Task instructions
Wherever the string "teaching" occurs in a line of these records, report that line.

━━━━━━━━━━

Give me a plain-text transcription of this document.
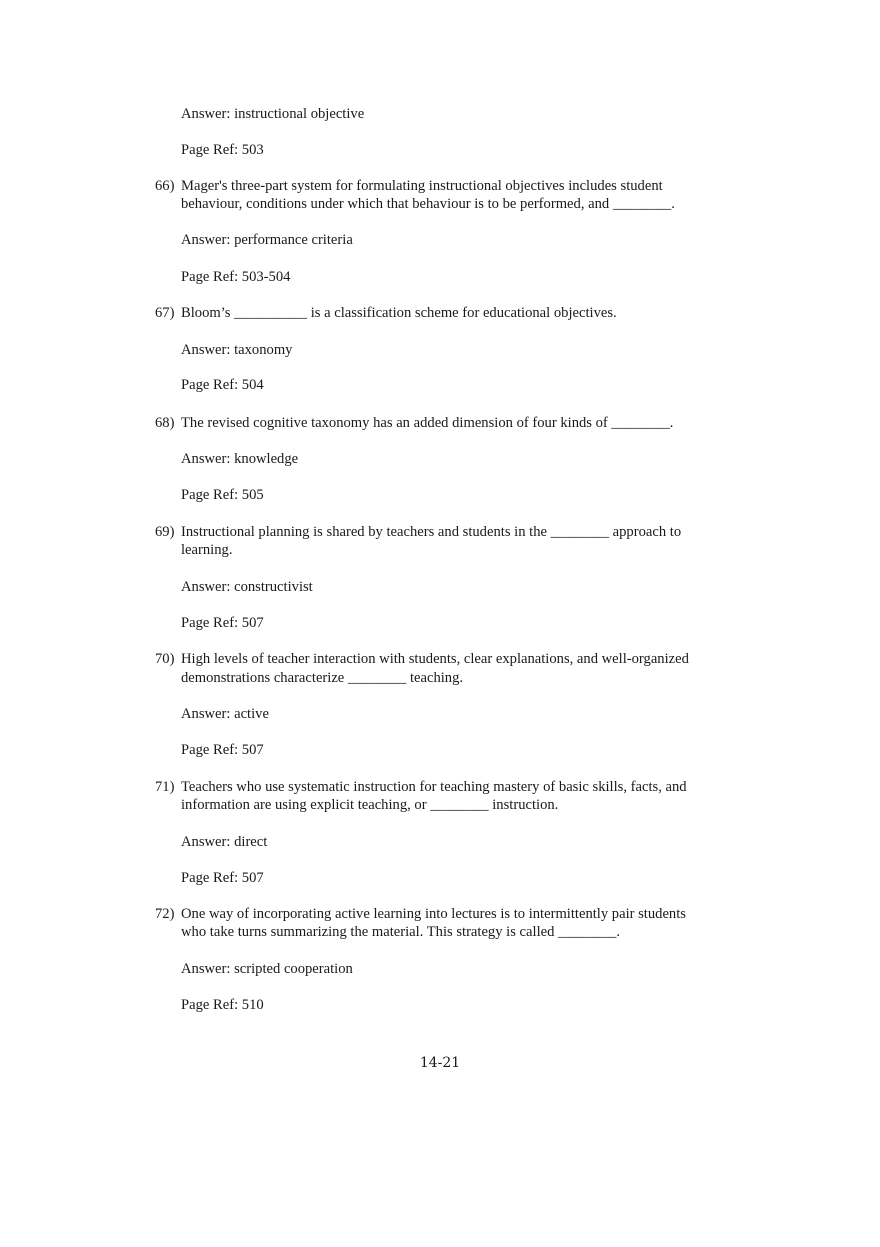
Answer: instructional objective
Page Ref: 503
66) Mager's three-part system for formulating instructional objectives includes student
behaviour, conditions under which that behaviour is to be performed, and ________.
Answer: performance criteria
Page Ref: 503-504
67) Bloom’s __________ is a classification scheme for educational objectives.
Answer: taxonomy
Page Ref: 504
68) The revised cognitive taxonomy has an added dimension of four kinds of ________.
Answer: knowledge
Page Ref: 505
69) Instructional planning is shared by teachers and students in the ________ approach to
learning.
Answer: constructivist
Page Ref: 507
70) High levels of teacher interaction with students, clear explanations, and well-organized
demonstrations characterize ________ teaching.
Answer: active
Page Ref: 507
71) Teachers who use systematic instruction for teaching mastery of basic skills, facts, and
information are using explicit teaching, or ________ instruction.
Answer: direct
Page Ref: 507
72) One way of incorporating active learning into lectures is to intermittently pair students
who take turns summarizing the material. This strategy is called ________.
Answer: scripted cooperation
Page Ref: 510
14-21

━━━━━━━━━━

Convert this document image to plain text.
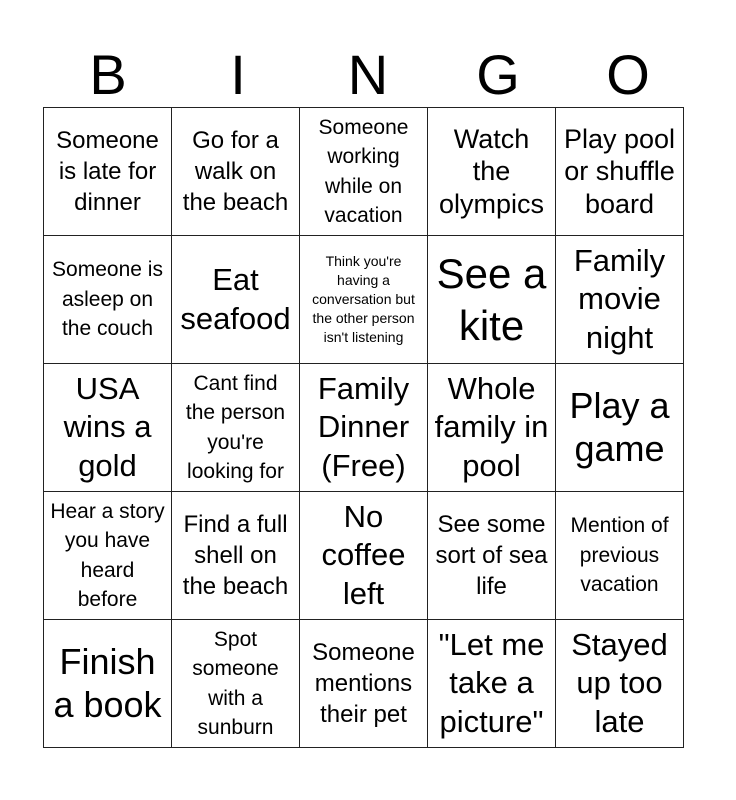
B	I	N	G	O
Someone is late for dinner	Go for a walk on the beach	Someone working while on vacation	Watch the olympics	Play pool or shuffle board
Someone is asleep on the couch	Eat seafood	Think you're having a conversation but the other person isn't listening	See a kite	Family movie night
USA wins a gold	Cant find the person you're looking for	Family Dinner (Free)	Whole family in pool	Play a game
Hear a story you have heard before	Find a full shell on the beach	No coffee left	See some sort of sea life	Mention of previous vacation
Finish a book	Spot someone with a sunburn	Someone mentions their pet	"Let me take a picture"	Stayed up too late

━━━━━━━━━━

Solved problem
demonstrations characterize ________ teaching.
71) Teachers who use systematic instruction for teaching mastery of basic skills, facts, and
information are using explicit teaching, or ________ instruction.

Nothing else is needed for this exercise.